- DIRECTIONS FOR THIS TASK:
Exactly how many lines have the word "δ¹⁸O"? Answer with the bare number.

** start of RECORDS FOR THE EXERCISE **

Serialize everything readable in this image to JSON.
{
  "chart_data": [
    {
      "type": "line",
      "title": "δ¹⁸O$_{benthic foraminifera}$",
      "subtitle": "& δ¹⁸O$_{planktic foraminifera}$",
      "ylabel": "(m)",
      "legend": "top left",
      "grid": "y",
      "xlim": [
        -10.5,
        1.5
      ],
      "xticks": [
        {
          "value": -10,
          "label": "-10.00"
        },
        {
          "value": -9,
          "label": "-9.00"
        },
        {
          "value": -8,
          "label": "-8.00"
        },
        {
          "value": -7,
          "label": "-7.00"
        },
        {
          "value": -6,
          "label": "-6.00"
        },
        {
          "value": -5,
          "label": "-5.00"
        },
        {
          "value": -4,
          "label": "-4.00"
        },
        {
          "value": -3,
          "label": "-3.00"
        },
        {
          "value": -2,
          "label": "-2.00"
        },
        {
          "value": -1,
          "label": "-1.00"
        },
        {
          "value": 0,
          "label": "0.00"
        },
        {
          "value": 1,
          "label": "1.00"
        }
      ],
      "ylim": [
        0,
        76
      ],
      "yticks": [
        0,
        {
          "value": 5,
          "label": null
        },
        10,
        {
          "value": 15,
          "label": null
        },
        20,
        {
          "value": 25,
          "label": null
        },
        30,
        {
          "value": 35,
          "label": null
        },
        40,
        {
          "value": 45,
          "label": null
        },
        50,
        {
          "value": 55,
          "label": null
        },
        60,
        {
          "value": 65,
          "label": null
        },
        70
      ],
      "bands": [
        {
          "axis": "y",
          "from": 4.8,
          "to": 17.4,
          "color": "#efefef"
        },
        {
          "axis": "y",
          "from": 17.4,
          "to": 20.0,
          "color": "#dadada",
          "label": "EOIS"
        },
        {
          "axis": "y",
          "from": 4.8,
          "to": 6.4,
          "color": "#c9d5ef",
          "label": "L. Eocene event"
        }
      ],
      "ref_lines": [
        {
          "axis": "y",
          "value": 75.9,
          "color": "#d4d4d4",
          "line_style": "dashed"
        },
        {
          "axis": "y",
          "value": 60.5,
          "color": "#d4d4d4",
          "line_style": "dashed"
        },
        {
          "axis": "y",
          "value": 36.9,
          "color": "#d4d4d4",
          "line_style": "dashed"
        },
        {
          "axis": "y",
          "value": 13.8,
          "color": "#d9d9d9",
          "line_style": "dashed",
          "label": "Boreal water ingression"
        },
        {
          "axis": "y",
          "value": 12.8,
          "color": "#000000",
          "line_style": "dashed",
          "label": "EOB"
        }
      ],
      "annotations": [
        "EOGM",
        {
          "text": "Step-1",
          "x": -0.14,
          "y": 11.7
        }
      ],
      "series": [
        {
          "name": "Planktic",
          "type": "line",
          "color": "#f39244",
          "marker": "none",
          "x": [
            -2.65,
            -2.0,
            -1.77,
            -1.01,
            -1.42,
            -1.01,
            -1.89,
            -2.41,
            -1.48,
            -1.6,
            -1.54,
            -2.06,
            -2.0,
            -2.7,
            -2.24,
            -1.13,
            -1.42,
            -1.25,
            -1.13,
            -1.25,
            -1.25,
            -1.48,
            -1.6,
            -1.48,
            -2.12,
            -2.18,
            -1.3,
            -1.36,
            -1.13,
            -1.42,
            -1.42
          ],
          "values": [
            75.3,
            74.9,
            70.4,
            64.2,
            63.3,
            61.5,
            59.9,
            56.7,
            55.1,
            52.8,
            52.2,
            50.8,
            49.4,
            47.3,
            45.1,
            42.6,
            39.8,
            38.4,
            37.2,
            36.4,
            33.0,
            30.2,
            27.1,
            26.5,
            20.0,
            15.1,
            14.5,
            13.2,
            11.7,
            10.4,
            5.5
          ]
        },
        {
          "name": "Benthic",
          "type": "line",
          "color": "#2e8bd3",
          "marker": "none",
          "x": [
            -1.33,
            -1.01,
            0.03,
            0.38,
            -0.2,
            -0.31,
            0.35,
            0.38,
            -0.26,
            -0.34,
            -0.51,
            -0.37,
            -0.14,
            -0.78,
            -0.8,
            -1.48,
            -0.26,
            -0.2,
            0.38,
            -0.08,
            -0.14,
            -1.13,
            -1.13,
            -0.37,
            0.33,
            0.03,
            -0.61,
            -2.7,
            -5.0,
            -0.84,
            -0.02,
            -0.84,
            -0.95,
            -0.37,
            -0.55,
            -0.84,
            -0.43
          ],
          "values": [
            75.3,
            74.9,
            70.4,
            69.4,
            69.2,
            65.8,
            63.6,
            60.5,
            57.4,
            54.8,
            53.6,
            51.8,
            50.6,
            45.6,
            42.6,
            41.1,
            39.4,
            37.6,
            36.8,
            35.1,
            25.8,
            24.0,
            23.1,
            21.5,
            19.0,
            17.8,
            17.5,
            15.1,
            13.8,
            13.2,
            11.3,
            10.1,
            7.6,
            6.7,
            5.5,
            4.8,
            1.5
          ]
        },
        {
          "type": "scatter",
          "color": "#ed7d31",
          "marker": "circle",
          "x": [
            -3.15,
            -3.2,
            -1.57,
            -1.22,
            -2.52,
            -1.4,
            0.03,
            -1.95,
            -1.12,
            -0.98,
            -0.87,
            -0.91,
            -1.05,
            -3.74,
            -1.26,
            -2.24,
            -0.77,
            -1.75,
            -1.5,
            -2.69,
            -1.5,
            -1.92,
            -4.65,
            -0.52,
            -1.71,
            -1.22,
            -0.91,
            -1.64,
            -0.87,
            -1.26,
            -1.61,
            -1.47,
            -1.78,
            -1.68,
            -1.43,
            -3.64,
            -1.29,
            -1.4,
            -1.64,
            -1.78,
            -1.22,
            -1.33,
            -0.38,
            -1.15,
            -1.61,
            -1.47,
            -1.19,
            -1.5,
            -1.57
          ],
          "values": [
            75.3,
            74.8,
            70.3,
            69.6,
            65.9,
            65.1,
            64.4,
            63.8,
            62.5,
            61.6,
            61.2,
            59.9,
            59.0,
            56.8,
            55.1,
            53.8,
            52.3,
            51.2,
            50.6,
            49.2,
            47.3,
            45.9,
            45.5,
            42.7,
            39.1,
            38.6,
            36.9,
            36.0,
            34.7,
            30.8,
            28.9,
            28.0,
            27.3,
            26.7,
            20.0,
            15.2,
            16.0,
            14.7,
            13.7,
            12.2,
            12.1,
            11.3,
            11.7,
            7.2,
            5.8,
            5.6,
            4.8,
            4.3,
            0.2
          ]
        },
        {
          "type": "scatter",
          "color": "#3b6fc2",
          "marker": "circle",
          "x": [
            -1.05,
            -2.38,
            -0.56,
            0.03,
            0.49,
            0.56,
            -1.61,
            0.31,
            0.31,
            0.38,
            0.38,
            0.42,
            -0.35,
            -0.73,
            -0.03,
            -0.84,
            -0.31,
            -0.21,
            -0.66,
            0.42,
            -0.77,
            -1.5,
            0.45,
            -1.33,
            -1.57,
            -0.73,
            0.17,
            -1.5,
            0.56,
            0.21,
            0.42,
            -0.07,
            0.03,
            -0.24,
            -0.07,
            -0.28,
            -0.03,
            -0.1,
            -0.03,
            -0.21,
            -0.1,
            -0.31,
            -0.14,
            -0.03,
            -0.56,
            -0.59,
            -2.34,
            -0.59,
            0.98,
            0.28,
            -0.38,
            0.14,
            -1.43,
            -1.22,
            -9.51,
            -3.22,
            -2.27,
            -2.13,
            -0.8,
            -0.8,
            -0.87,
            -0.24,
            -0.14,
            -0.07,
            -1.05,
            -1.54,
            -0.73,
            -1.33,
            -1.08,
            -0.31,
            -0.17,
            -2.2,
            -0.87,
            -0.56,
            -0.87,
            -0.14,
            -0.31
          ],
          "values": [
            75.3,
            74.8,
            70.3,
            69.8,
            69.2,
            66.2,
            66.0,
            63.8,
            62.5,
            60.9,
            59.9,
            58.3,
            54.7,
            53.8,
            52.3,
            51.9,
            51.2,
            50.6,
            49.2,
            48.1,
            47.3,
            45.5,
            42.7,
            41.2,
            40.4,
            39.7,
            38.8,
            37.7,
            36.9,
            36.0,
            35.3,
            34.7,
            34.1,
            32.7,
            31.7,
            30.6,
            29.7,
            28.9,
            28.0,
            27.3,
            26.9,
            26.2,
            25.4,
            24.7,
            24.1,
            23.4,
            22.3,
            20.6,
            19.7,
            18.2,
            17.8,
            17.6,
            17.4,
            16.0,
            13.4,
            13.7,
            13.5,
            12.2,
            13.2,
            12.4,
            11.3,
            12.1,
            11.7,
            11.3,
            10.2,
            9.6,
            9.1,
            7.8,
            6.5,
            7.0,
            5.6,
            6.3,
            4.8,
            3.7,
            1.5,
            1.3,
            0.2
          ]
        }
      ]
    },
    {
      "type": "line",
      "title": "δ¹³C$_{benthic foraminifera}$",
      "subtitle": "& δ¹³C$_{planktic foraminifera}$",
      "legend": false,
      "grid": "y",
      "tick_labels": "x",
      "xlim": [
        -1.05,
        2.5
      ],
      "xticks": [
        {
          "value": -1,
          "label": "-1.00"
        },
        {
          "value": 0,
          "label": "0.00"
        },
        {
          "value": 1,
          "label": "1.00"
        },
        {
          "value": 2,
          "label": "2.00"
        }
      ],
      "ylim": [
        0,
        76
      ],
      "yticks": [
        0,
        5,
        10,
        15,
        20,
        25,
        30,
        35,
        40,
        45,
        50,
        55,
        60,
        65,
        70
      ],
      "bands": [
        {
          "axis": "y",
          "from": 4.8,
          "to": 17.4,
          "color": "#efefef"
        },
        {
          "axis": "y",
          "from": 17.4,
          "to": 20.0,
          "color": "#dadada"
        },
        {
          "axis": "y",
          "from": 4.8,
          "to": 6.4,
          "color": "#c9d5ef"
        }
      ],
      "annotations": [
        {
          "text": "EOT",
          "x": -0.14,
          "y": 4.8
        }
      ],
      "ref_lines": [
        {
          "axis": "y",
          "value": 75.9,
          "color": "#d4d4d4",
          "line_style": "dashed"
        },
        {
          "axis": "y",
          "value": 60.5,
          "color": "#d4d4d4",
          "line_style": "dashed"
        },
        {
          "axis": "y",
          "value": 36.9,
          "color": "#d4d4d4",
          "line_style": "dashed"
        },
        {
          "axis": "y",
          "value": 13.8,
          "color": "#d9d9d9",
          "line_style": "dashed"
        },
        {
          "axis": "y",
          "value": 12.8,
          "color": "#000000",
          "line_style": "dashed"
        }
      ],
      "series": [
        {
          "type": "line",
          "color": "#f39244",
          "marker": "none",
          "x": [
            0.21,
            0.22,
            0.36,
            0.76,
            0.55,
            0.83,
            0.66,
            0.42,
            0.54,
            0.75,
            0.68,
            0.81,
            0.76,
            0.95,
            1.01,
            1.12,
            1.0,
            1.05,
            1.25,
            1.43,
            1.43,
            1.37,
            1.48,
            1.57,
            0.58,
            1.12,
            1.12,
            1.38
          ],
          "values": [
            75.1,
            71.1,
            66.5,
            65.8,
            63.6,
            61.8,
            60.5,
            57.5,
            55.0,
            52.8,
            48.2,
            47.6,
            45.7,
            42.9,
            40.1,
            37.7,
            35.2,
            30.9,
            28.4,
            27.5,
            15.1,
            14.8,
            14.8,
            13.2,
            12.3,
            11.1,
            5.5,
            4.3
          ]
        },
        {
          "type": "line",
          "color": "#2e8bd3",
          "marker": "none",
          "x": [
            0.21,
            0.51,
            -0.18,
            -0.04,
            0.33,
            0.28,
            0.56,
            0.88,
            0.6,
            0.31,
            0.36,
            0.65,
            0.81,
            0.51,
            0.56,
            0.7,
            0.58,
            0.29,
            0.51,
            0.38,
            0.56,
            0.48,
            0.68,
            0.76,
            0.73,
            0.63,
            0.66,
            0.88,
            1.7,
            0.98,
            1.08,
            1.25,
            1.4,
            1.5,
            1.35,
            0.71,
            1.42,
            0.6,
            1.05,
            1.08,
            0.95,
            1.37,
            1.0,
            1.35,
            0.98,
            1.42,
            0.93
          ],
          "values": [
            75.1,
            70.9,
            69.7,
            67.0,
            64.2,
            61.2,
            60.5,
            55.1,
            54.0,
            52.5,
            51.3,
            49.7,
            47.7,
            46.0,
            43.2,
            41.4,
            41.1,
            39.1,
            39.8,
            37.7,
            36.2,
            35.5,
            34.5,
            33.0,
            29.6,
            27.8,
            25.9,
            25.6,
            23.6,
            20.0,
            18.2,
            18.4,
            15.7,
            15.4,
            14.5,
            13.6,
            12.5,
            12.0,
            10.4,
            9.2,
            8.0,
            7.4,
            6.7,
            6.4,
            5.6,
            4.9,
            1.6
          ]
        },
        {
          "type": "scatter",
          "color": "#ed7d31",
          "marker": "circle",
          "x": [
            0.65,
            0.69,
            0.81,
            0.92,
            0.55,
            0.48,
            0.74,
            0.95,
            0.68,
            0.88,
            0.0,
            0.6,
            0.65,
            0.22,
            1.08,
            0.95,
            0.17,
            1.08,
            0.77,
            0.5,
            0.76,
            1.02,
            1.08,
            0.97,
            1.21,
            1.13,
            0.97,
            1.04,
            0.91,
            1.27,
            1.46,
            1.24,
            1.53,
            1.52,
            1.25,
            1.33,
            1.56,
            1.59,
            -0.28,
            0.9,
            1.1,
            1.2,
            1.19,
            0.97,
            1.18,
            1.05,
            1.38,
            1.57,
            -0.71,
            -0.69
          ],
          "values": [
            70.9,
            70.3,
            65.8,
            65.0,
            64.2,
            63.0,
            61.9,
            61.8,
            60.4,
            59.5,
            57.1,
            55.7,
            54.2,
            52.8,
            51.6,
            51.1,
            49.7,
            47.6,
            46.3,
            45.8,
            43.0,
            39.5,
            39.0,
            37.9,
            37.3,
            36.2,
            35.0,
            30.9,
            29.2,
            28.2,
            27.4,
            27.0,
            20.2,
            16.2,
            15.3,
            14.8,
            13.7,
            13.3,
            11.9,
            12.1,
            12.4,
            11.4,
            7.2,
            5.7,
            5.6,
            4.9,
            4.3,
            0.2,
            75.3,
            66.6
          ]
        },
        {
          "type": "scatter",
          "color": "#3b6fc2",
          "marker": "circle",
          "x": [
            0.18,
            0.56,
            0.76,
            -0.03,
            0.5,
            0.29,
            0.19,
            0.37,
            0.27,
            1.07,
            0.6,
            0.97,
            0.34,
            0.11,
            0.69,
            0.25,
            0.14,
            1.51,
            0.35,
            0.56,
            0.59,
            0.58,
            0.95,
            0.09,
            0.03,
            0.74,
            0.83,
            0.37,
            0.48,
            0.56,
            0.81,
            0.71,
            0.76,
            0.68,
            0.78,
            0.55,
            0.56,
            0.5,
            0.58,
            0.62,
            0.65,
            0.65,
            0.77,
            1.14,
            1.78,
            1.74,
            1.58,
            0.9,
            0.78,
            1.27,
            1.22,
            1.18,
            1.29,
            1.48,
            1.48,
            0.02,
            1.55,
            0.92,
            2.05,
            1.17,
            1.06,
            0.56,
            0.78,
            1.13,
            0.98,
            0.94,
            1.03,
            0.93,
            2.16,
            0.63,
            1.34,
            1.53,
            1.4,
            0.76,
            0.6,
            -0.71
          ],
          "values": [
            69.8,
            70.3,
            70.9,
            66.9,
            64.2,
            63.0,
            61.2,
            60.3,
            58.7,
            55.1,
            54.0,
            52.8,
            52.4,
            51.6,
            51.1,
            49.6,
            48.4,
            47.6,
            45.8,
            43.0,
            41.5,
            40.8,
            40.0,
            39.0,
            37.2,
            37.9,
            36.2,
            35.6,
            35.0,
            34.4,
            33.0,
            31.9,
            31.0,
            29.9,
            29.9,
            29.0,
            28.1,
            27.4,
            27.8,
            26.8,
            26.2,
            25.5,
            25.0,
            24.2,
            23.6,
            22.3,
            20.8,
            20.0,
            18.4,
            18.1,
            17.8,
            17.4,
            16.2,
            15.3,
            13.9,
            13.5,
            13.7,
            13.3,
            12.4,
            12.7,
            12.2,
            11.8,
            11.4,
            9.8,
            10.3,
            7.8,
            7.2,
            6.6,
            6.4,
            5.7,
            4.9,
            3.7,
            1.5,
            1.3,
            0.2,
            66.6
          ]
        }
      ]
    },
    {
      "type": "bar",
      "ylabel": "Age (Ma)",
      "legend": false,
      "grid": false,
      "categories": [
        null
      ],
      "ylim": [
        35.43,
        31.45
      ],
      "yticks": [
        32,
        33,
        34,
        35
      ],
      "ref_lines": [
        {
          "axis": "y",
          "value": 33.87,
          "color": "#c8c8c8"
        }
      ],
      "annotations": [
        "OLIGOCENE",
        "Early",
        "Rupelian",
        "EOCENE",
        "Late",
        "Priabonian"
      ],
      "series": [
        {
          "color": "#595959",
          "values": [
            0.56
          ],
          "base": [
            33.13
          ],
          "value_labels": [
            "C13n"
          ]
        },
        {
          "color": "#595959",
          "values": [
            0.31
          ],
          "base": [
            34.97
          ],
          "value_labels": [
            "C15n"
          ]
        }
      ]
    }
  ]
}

** end of RECORDS FOR THE EXERCISE **

- TASK OUTPUT:
2